### Exercise inputs

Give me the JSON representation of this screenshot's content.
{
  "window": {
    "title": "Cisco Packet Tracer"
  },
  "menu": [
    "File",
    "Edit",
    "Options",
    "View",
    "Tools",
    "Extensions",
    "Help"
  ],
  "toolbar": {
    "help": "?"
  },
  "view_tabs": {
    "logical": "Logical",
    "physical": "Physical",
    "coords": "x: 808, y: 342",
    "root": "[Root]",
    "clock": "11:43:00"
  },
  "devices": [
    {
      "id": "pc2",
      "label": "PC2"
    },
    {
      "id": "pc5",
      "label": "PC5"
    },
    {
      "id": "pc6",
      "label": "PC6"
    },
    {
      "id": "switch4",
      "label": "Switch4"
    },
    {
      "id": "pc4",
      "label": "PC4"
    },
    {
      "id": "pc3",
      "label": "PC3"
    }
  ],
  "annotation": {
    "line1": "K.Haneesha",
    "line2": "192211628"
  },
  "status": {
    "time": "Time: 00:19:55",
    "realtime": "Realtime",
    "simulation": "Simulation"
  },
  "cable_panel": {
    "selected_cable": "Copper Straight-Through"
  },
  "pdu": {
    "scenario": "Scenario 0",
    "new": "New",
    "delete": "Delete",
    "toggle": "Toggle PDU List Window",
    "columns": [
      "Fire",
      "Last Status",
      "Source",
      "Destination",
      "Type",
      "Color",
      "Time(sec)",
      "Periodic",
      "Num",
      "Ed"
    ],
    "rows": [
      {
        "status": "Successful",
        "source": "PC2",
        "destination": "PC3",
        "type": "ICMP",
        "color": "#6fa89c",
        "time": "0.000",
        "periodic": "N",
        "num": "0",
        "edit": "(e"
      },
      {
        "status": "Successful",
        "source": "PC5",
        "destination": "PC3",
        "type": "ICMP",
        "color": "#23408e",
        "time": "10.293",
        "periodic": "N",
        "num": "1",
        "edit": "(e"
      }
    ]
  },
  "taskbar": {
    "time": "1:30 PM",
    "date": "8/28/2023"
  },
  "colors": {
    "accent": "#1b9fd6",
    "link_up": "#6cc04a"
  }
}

######

Exercise prompt ->
Output the entries verbatim.

Solution to this exercise ->
Give me the JSON representation of this screenshot's content.
{
  "window": {
    "title": "Cisco Packet Tracer"
  },
  "menu": [
    "File",
    "Edit",
    "Options",
    "View",
    "Tools",
    "Extensions",
    "Help"
  ],
  "toolbar": {
    "help": "?"
  },
  "view_tabs": {
    "logical": "Logical",
    "physical": "Physical",
    "coords": "x: 808, y: 342",
    "root": "[Root]",
    "clock": "11:43:00"
  },
  "devices": [
    {
      "id": "pc2",
      "label": "PC2"
    },
    {
      "id": "pc5",
      "label": "PC5"
    },
    {
      "id": "pc6",
      "label": "PC6"
    },
    {
      "id": "switch4",
      "label": "Switch4"
    },
    {
      "id": "pc4",
      "label": "PC4"
    },
    {
      "id": "pc3",
      "label": "PC3"
    }
  ],
  "annotation": {
    "line1": "K.Haneesha",
    "line2": "192211628"
  },
  "status": {
    "time": "Time: 00:19:55",
    "realtime": "Realtime",
    "simulation": "Simulation"
  },
  "cable_panel": {
    "selected_cable": "Copper Straight-Through"
  },
  "pdu": {
    "scenario": "Scenario 0",
    "new": "New",
    "delete": "Delete",
    "toggle": "Toggle PDU List Window",
    "columns": [
      "Fire",
      "Last Status",
      "Source",
      "Destination",
      "Type",
      "Color",
      "Time(sec)",
      "Periodic",
      "Num",
      "Ed"
    ],
    "rows": [
      {
        "status": "Successful",
        "source": "PC2",
        "destination": "PC3",
        "type": "ICMP",
        "color": "#6fa89c",
        "time": "0.000",
        "periodic": "N",
        "num": "0",
        "edit": "(e"
      },
      {
        "status": "Successful",
        "source": "PC5",
        "destination": "PC3",
        "type": "ICMP",
        "color": "#23408e",
        "time": "10.293",
        "periodic": "N",
        "num": "1",
        "edit": "(e"
      }
    ]
  },
  "taskbar": {
    "time": "1:30 PM",
    "date": "8/28/2023"
  },
  "colors": {
    "accent": "#1b9fd6",
    "link_up": "#6cc04a"
  }
}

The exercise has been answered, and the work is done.